Data entries for graphics:
— Begin —

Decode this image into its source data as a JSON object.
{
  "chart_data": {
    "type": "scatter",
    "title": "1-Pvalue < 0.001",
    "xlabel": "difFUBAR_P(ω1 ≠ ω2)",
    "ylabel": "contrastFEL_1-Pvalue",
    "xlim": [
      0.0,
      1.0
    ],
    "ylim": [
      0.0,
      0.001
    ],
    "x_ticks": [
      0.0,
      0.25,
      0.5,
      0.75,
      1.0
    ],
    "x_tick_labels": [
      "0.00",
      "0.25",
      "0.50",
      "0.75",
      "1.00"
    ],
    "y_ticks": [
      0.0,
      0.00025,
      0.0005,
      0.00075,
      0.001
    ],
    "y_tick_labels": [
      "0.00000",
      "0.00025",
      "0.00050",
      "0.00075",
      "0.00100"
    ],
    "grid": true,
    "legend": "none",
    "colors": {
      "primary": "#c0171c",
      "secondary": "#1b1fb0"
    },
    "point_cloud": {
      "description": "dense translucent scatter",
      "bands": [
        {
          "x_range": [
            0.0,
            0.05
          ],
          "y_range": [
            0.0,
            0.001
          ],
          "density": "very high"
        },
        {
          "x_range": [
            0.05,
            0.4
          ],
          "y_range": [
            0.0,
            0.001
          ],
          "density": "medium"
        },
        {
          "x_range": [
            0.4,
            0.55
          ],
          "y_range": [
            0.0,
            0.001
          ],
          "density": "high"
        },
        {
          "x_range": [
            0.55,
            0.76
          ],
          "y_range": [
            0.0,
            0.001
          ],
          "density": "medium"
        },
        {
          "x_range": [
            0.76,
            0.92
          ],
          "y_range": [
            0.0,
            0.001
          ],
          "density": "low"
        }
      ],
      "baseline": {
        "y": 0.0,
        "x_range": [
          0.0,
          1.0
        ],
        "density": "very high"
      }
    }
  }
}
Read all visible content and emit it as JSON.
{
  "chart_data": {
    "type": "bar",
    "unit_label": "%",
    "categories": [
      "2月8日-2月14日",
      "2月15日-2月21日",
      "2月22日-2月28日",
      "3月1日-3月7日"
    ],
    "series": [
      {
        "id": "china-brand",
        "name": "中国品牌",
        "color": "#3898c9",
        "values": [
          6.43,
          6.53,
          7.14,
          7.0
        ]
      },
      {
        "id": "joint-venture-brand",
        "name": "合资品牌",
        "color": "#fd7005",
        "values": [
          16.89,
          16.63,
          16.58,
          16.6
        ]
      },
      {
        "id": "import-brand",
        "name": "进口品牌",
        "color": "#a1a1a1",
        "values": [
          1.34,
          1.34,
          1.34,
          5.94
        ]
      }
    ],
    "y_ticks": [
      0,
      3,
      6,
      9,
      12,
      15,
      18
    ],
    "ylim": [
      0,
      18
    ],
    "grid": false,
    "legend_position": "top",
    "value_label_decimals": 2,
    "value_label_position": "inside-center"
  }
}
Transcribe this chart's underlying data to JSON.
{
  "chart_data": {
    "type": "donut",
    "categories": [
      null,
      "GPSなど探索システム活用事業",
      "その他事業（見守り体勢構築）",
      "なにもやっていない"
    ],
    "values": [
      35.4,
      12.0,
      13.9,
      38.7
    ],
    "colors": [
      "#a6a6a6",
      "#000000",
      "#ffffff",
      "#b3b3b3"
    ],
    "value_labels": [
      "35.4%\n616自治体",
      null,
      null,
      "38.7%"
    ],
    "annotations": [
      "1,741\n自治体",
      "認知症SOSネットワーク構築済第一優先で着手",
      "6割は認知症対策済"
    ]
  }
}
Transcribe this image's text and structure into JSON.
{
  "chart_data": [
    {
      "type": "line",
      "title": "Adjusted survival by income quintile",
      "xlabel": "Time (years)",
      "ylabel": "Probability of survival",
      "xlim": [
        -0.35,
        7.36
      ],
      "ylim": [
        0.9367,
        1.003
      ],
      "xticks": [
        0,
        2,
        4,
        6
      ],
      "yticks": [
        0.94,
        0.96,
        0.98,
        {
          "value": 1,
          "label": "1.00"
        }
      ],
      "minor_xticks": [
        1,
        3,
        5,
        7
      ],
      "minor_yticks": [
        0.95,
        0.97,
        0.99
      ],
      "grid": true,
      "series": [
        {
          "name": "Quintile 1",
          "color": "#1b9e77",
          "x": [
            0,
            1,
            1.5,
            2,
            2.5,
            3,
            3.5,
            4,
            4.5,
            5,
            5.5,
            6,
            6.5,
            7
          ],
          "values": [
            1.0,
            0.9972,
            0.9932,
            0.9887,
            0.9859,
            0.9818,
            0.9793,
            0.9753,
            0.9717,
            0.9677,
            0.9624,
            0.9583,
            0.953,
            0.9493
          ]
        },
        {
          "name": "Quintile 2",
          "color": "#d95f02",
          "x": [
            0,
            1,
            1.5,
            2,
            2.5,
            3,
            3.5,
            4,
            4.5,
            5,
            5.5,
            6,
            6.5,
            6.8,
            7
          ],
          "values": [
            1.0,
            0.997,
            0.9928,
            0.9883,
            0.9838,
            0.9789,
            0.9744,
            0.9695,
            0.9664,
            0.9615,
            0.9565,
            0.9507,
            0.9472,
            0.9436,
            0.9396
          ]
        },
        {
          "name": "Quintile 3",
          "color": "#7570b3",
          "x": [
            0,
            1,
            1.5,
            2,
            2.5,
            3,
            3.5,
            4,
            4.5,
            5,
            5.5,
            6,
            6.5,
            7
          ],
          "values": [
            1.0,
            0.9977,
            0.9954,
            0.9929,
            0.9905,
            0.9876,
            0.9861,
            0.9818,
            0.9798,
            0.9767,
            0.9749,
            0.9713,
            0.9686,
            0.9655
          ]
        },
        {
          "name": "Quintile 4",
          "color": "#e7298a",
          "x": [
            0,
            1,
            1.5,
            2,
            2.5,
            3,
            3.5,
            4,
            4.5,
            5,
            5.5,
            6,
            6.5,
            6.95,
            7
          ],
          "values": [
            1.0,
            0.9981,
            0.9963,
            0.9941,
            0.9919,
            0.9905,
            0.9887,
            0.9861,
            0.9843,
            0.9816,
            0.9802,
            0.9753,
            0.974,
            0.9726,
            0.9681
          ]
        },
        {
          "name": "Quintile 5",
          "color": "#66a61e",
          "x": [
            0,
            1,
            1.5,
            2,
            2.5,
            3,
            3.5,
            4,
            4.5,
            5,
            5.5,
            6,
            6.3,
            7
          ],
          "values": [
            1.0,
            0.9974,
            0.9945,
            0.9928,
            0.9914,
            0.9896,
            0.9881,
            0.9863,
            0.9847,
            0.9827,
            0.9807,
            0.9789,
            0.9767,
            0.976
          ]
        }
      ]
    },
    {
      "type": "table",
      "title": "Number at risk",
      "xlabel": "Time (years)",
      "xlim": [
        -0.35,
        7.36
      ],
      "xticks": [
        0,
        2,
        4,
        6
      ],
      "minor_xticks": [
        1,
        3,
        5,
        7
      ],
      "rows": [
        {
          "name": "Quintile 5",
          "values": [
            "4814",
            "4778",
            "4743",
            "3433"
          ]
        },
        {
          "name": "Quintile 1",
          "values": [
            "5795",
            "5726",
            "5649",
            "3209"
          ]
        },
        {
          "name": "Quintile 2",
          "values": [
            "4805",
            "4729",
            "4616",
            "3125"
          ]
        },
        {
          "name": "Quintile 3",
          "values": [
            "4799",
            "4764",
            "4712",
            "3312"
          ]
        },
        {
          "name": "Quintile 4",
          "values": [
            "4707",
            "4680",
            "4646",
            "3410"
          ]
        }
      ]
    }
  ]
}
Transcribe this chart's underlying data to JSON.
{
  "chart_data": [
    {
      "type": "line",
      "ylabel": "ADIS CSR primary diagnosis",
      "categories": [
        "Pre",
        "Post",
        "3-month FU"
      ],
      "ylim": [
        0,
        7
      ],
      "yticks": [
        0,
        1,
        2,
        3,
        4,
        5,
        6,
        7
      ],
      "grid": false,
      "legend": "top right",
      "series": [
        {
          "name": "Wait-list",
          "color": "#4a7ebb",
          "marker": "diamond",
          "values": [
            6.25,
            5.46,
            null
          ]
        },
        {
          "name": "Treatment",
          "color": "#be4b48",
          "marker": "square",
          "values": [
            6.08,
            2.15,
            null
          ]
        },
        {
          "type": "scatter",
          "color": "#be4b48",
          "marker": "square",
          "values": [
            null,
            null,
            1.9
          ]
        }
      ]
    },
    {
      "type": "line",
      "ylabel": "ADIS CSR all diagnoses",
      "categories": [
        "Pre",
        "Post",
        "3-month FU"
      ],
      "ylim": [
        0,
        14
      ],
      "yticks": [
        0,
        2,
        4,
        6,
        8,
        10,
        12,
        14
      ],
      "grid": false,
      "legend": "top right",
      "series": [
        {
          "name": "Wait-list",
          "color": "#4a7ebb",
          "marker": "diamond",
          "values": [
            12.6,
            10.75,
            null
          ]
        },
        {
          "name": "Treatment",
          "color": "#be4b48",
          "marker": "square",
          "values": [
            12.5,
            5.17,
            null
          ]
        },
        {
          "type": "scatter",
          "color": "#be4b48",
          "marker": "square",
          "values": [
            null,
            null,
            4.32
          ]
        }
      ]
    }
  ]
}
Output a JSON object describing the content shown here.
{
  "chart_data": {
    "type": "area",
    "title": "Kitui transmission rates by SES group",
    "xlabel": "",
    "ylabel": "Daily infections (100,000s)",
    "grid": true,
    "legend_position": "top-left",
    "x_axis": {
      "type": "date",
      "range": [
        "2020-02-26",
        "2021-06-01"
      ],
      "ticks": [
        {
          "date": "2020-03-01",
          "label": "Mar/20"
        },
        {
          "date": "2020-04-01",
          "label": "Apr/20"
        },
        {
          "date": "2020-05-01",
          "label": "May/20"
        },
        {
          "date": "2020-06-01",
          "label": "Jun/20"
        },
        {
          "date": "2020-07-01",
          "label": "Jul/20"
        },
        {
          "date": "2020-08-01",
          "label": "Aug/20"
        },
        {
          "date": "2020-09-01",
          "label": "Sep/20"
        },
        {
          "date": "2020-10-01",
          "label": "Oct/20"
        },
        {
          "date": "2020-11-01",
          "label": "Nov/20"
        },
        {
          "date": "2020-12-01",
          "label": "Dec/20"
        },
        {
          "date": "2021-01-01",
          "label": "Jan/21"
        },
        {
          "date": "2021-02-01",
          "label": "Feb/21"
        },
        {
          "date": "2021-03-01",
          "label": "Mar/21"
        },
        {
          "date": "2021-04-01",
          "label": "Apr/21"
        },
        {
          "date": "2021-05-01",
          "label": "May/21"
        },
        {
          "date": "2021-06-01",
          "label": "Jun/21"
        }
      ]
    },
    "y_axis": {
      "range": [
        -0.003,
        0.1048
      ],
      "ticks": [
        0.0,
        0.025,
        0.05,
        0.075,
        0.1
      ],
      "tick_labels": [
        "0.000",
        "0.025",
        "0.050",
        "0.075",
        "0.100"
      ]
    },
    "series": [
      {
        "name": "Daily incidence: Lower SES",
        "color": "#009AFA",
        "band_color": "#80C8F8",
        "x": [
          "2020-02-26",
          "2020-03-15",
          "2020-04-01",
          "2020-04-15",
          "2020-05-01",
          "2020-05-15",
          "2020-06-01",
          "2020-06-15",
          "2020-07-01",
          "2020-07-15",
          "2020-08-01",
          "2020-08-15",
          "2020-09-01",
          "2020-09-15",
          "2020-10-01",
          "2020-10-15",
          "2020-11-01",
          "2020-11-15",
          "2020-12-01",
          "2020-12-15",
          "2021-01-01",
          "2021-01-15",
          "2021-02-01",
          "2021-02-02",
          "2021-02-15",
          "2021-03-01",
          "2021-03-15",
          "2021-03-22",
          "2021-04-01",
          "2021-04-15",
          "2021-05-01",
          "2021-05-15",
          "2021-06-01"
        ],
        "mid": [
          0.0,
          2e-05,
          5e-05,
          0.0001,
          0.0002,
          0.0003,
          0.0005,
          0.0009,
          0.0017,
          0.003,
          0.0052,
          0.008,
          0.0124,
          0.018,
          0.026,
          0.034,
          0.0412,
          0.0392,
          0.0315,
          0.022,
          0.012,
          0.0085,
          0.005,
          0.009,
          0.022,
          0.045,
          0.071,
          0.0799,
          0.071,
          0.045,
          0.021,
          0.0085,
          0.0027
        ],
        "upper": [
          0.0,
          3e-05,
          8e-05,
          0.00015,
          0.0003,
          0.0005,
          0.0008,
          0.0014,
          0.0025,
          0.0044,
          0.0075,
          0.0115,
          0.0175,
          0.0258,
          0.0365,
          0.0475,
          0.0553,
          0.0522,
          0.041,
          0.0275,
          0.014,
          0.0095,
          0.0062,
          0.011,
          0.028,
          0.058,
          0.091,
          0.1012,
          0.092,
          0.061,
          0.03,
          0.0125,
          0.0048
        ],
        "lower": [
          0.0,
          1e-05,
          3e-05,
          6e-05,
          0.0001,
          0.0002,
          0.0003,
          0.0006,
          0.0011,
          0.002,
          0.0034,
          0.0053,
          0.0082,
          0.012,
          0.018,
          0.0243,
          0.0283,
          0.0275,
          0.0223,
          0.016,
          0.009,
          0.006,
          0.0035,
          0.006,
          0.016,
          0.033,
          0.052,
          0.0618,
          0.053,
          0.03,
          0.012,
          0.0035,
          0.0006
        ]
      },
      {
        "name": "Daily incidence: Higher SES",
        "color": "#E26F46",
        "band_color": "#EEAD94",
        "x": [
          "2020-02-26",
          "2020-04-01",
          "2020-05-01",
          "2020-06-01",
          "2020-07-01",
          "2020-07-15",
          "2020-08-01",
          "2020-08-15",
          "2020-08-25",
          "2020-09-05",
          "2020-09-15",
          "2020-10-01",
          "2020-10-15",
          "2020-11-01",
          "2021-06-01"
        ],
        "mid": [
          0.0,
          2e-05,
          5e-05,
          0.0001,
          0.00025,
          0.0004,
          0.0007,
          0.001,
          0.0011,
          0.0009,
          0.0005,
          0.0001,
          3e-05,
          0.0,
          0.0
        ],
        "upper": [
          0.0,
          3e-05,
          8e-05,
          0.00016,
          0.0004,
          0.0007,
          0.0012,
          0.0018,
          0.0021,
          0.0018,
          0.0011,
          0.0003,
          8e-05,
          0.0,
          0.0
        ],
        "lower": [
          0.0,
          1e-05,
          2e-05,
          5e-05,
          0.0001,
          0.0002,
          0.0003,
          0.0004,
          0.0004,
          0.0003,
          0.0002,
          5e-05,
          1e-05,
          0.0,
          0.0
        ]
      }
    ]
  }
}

— End —

**What is needed**
From the records above, report the count of lines containing "title" and nothing more.

**The result**
4